>> begin Items

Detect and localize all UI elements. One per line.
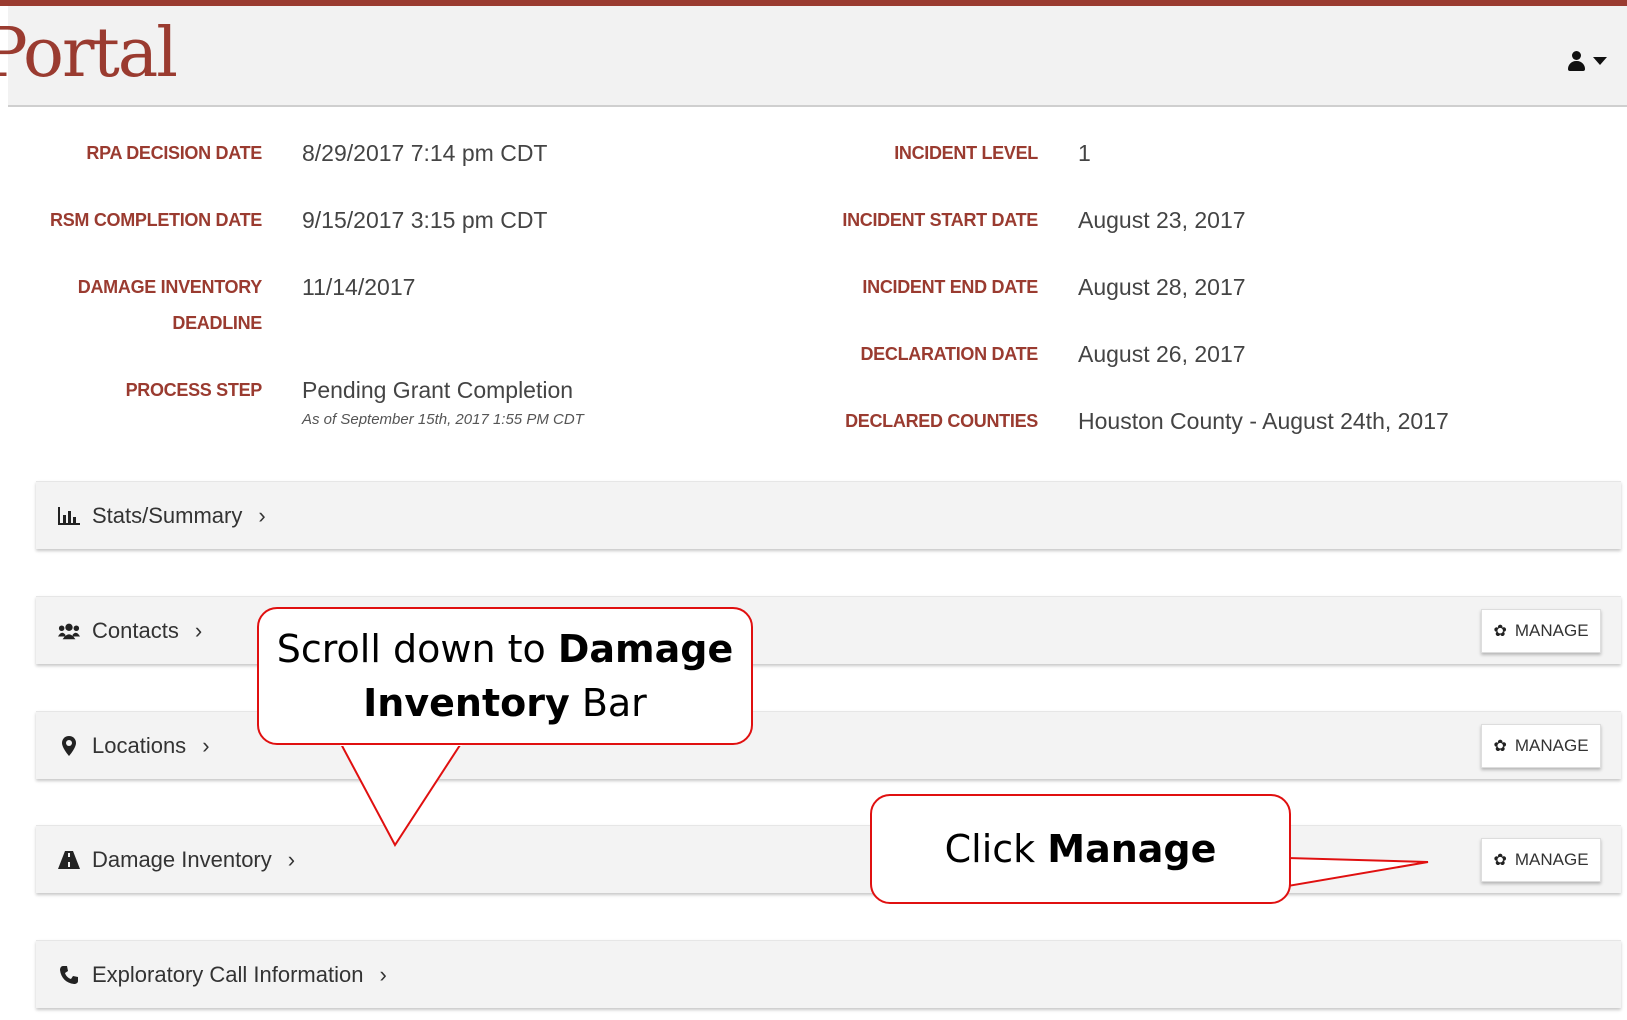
rsm-completion-date-value: 9/15/2017 3:15 pm CDT [302, 207, 548, 233]
section-label: Stats/Summary [92, 503, 243, 528]
section-label: Exploratory Call Information [92, 962, 364, 987]
contacts-manage-button[interactable]: ✿ MANAGE [1481, 609, 1601, 653]
rpa-decision-date-value: 8/29/2017 7:14 pm CDT [302, 140, 548, 166]
section-damage-inventory[interactable]: Damage Inventory › ✿ MANAGE [36, 825, 1621, 893]
users-icon [58, 620, 80, 642]
incident-end-date-label: INCIDENT END DATE [862, 277, 1038, 297]
section-label: Damage Inventory [92, 847, 272, 872]
bar-chart-icon [58, 505, 80, 527]
incident-level-value: 1 [1078, 140, 1091, 166]
callout-text: Scroll down to [276, 627, 558, 671]
process-step-value: Pending Grant Completion [302, 377, 574, 403]
gear-icon: ✿ [1493, 738, 1507, 755]
user-menu[interactable] [1567, 46, 1627, 76]
callout-text: Bar [569, 681, 647, 725]
phone-icon [58, 964, 80, 986]
chevron-right-icon: › [258, 503, 266, 528]
damage-inventory-deadline-label-line2: DEADLINE [172, 313, 262, 333]
process-step-label: PROCESS STEP [125, 380, 263, 400]
road-icon [58, 849, 80, 871]
locations-manage-button[interactable]: ✿ MANAGE [1481, 724, 1601, 768]
process-step-timestamp: As of September 15th, 2017 1:55 PM CDT [302, 411, 584, 428]
declaration-date-label: DECLARATION DATE [860, 344, 1038, 364]
incident-start-date-value: August 23, 2017 [1078, 207, 1246, 233]
gear-icon: ✿ [1493, 623, 1507, 640]
declaration-date-value: August 26, 2017 [1078, 341, 1246, 367]
section-exploratory-call-information[interactable]: Exploratory Call Information › [36, 940, 1621, 1008]
scroll-instruction-callout: Scroll down to Damage Inventory Bar [257, 607, 753, 745]
incident-level-label: INCIDENT LEVEL [894, 143, 1038, 163]
manage-button-label: MANAGE [1514, 850, 1589, 869]
app-header: Portal [0, 6, 1627, 107]
damage-inventory-deadline-label-line1: DAMAGE INVENTORY [77, 277, 263, 297]
callout-bold: Manage [1047, 827, 1217, 871]
damage-inventory-deadline-value: 11/14/2017 [302, 274, 416, 300]
map-marker-icon [58, 735, 80, 757]
chevron-right-icon: › [194, 618, 203, 643]
callout-bold: Inventory [363, 681, 570, 725]
callout-text: Click [944, 827, 1048, 871]
declared-counties-label: DECLARED COUNTIES [845, 411, 1038, 431]
section-stats-summary[interactable]: Stats/Summary › [36, 481, 1621, 549]
gear-icon: ✿ [1493, 852, 1507, 869]
rsm-completion-date-label: RSM COMPLETION DATE [50, 210, 262, 230]
click-manage-callout: Click Manage [870, 794, 1291, 904]
incident-end-date-value: August 28, 2017 [1078, 274, 1246, 300]
damage-inventory-manage-button[interactable]: ✿ MANAGE [1481, 838, 1601, 882]
declared-counties-value: Houston County - August 24th, 2017 [1078, 408, 1449, 434]
chevron-right-icon: › [202, 733, 210, 758]
callout-bold: Damage [557, 627, 734, 671]
section-label: Contacts [92, 618, 179, 643]
chevron-right-icon: › [379, 962, 387, 987]
incident-start-date-label: INCIDENT START DATE [842, 210, 1038, 230]
manage-button-label: MANAGE [1514, 621, 1589, 640]
chevron-right-icon: › [287, 847, 296, 872]
rpa-decision-date-label: RPA DECISION DATE [86, 143, 262, 163]
user-icon[interactable] [1567, 50, 1585, 72]
caret-down-icon[interactable] [1593, 57, 1607, 65]
section-label: Locations [92, 733, 187, 758]
manage-button-label: MANAGE [1514, 736, 1589, 755]
portal-logo: Portal [0, 14, 178, 93]
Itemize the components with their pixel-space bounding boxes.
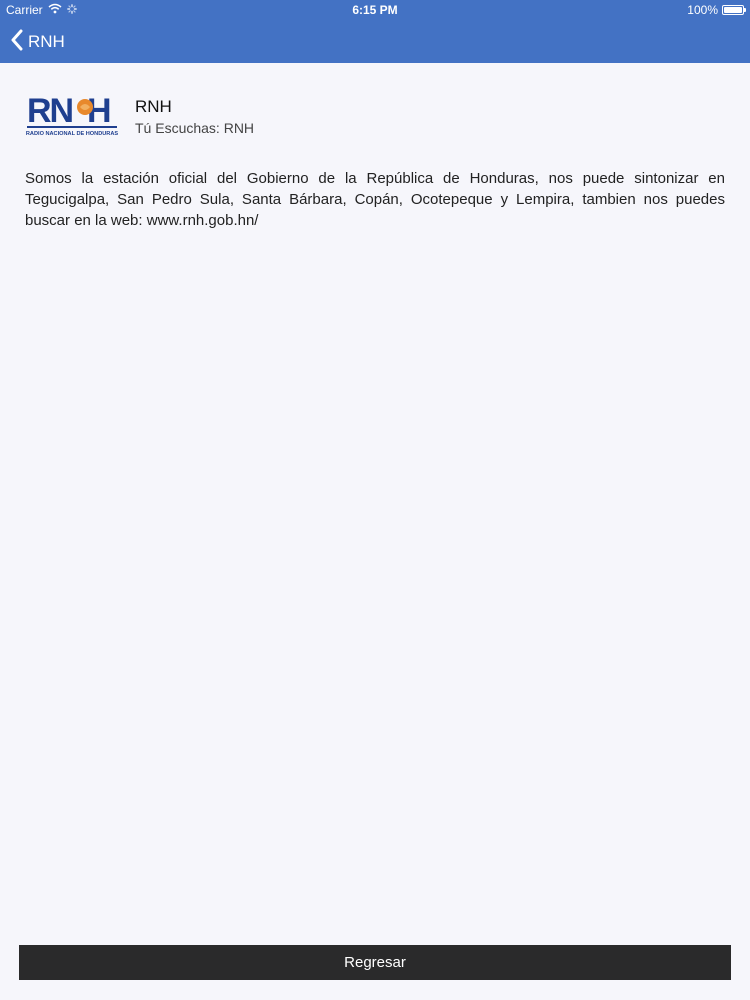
chevron-left-icon — [10, 29, 24, 56]
station-description: Somos la estación oficial del Gobierno d… — [25, 170, 725, 229]
back-label: RNH — [28, 32, 65, 51]
back-button[interactable]: RNH — [10, 29, 65, 55]
top-bar: Carrier 6:15 PM 100% RNH — [0, 0, 750, 63]
screen: Carrier 6:15 PM 100% RNH RN H RADIO NACI… — [0, 0, 750, 1000]
station-name: RNH — [135, 97, 172, 116]
battery-fill — [724, 7, 742, 13]
battery-percent: 100% — [687, 3, 718, 17]
now-listening-label: Tú Escuchas: RNH — [135, 120, 255, 136]
return-button[interactable]: Regresar — [19, 945, 731, 980]
battery-icon — [722, 5, 746, 15]
status-bar: Carrier 6:15 PM 100% — [0, 0, 750, 21]
nav-bar: RNH — [0, 21, 750, 63]
station-logo: RN H RADIO NACIONAL DE HONDURAS — [25, 90, 121, 138]
svg-text:RN: RN — [27, 92, 73, 130]
status-right: 100% — [687, 3, 746, 17]
clock: 6:15 PM — [352, 3, 398, 17]
logo-caption: RADIO NACIONAL DE HONDURAS — [26, 131, 118, 137]
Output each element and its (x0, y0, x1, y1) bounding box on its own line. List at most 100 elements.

>> end Items

Format everything in the records from the line containing "chevron-left-icon — [10, 29, 24, 56]" down to the line containing "battery-icon — [722, 5, 746, 15]" as a JSON list of strings, one string per line and no blank lines.

[
  "chevron-left-icon — [10, 29, 24, 56]",
  "station-description: Somos la estación oficial del Gobierno d… — [25, 170, 725, 229]",
  "back-label: RNH — [28, 32, 65, 51]",
  "back-button[interactable]: RNH — [10, 29, 65, 55]",
  "top-bar: Carrier 6:15 PM 100% RNH — [0, 0, 750, 63]",
  "screen: Carrier 6:15 PM 100% RNH RN H RADIO NACI… — [0, 0, 750, 1000]",
  "station-name: RNH — [135, 97, 172, 116]",
  "battery-fill — [724, 7, 742, 13]",
  "battery-percent: 100% — [687, 3, 718, 17]",
  "now-listening-label: Tú Escuchas: RNH — [135, 120, 255, 136]",
  "return-button[interactable]: Regresar — [19, 945, 731, 980]",
  "battery-icon — [722, 5, 746, 15]"
]